--- START OF Material for this exercise ---

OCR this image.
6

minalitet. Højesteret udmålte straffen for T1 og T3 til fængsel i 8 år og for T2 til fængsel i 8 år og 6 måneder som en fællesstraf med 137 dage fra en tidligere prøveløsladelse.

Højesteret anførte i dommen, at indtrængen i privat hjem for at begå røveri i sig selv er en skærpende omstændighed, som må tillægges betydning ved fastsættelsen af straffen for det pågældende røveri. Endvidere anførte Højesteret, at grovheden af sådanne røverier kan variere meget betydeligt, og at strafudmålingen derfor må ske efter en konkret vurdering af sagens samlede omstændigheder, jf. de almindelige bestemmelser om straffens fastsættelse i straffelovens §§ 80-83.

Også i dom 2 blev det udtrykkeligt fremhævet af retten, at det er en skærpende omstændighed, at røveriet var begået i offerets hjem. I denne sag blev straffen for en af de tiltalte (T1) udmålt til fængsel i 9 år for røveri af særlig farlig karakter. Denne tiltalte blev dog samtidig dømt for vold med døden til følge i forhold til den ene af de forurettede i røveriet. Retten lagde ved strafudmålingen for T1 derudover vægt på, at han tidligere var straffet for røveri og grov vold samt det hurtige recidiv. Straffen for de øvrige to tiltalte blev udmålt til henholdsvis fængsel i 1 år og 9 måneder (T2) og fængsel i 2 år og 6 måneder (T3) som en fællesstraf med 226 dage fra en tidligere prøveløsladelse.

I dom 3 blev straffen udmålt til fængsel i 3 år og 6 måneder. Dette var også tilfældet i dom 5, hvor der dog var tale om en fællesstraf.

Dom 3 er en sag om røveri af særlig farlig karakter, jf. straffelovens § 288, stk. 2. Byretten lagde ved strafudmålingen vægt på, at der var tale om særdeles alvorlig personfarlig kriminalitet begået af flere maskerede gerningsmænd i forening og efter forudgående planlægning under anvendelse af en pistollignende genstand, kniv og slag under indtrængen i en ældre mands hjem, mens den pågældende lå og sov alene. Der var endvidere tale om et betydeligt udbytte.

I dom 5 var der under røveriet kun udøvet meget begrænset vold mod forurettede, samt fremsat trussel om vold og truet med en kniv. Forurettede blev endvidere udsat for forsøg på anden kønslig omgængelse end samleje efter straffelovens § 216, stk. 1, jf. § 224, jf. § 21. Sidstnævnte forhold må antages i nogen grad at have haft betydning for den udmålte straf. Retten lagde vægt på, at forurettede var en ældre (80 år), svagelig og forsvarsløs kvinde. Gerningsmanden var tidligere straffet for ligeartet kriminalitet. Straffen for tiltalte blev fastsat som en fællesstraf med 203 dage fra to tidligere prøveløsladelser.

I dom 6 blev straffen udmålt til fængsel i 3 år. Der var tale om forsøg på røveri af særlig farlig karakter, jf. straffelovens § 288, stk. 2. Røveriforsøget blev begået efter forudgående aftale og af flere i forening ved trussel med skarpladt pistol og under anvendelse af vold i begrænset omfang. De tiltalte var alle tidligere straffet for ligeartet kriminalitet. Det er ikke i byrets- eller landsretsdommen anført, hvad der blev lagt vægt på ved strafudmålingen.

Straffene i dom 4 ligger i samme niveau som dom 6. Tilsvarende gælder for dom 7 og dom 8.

--- END OF Material for this exercise ---

→ Task prompt: Your task is to print the whole listing again exactly.

→ Worked solution:
OCR this image.
6

minalitet. Højesteret udmålte straffen for T1 og T3 til fængsel i 8 år og for T2 til fængsel i 8 år og 6 måneder som en fællesstraf med 137 dage fra en tidligere prøveløsladelse.

Højesteret anførte i dommen, at indtrængen i privat hjem for at begå røveri i sig selv er en skærpende omstændighed, som må tillægges betydning ved fastsættelsen af straffen for det pågældende røveri. Endvidere anførte Højesteret, at grovheden af sådanne røverier kan variere meget betydeligt, og at strafudmålingen derfor må ske efter en konkret vurdering af sagens samlede omstændigheder, jf. de almindelige bestemmelser om straffens fastsættelse i straffelovens §§ 80-83.

Også i dom 2 blev det udtrykkeligt fremhævet af retten, at det er en skærpende omstændighed, at røveriet var begået i offerets hjem. I denne sag blev straffen for en af de tiltalte (T1) udmålt til fængsel i 9 år for røveri af særlig farlig karakter. Denne tiltalte blev dog samtidig dømt for vold med døden til følge i forhold til den ene af de forurettede i røveriet. Retten lagde ved strafudmålingen for T1 derudover vægt på, at han tidligere var straffet for røveri og grov vold samt det hurtige recidiv. Straffen for de øvrige to tiltalte blev udmålt til henholdsvis fængsel i 1 år og 9 måneder (T2) og fængsel i 2 år og 6 måneder (T3) som en fællesstraf med 226 dage fra en tidligere prøveløsladelse.

I dom 3 blev straffen udmålt til fængsel i 3 år og 6 måneder. Dette var også tilfældet i dom 5, hvor der dog var tale om en fællesstraf.

Dom 3 er en sag om røveri af særlig farlig karakter, jf. straffelovens § 288, stk. 2. Byretten lagde ved strafudmålingen vægt på, at der var tale om særdeles alvorlig personfarlig kriminalitet begået af flere maskerede gerningsmænd i forening og efter forudgående planlægning under anvendelse af en pistollignende genstand, kniv og slag under indtrængen i en ældre mands hjem, mens den pågældende lå og sov alene. Der var endvidere tale om et betydeligt udbytte.

I dom 5 var der under røveriet kun udøvet meget begrænset vold mod forurettede, samt fremsat trussel om vold og truet med en kniv. Forurettede blev endvidere udsat for forsøg på anden kønslig omgængelse end samleje efter straffelovens § 216, stk. 1, jf. § 224, jf. § 21. Sidstnævnte forhold må antages i nogen grad at have haft betydning for den udmålte straf. Retten lagde vægt på, at forurettede var en ældre (80 år), svagelig og forsvarsløs kvinde. Gerningsmanden var tidligere straffet for ligeartet kriminalitet. Straffen for tiltalte blev fastsat som en fællesstraf med 203 dage fra to tidligere prøveløsladelser.

I dom 6 blev straffen udmålt til fængsel i 3 år. Der var tale om forsøg på røveri af særlig farlig karakter, jf. straffelovens § 288, stk. 2. Røveriforsøget blev begået efter forudgående aftale og af flere i forening ved trussel med skarpladt pistol og under anvendelse af vold i begrænset omfang. De tiltalte var alle tidligere straffet for ligeartet kriminalitet. Det er ikke i byrets- eller landsretsdommen anført, hvad der blev lagt vægt på ved strafudmålingen.

Straffene i dom 4 ligger i samme niveau som dom 6. Tilsvarende gælder for dom 7 og dom 8.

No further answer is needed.